--- Task description ---
Pick out the lines in the listing below that contain the word "qGet" and copy them.

[START OF Task inputs]

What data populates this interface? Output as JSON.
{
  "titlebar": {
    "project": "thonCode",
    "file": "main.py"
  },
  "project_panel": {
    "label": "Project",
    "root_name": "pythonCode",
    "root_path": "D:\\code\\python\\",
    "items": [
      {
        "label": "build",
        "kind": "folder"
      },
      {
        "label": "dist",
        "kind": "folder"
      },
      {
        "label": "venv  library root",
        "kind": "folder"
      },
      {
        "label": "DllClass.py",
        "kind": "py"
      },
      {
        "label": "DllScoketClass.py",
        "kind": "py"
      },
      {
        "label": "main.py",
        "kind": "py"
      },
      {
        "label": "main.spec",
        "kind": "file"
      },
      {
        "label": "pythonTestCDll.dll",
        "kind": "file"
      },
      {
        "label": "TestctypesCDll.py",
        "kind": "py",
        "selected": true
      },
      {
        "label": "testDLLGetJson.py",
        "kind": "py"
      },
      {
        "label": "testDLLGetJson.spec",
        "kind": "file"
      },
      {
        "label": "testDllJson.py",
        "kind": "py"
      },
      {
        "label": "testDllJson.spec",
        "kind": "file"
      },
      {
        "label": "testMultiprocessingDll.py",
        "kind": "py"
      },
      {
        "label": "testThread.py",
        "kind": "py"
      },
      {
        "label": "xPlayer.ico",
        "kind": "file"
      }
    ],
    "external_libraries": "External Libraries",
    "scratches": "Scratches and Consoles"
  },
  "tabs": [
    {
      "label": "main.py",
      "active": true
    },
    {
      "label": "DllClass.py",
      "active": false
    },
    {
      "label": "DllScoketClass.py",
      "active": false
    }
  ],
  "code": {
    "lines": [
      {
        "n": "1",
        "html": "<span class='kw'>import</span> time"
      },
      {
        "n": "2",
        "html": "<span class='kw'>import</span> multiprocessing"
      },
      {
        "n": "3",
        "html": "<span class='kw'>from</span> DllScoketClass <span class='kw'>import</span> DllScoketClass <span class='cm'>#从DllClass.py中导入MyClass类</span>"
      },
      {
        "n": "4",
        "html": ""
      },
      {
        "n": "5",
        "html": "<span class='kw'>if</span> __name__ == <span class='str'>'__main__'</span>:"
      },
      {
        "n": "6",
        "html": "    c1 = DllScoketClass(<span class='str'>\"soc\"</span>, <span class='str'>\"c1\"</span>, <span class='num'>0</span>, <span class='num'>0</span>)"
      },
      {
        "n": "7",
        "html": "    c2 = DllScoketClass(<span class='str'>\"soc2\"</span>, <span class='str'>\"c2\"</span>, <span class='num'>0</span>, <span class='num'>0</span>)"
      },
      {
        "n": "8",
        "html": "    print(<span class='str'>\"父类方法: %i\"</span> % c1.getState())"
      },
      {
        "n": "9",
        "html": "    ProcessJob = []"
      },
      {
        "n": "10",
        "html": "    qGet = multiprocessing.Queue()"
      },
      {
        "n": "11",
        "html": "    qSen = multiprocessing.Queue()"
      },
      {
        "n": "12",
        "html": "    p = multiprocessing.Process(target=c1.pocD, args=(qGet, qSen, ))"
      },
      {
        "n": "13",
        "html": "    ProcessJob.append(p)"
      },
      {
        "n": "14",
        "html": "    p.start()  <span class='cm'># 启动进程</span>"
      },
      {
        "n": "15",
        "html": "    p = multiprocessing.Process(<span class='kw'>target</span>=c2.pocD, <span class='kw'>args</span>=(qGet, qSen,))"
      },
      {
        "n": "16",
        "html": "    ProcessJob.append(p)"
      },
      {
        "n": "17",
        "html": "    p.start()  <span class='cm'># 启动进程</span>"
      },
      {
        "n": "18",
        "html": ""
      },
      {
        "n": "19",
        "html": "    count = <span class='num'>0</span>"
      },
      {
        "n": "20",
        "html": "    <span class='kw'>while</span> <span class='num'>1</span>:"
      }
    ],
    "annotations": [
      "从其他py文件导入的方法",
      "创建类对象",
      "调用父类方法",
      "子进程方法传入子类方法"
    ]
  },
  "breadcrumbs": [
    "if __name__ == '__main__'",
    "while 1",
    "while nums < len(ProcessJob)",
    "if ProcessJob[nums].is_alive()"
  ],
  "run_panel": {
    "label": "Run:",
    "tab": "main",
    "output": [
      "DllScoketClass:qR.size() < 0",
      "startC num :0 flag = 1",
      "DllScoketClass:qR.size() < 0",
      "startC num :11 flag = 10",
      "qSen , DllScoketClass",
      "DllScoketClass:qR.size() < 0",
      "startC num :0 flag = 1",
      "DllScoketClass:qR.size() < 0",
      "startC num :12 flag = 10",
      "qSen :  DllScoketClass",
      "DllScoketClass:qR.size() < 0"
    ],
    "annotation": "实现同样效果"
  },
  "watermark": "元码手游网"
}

[END OF Task inputs]

--- Full response ---
        "html": "    qGet = multiprocessing.Queue()"
        "html": "    p = multiprocessing.Process(target=c1.pocD, args=(qGet, qSen, ))"
        "html": "    p = multiprocessing.Process(<span class='kw'>target</span>=c2.pocD, <span class='kw'>args</span>=(qGet, qSen,))"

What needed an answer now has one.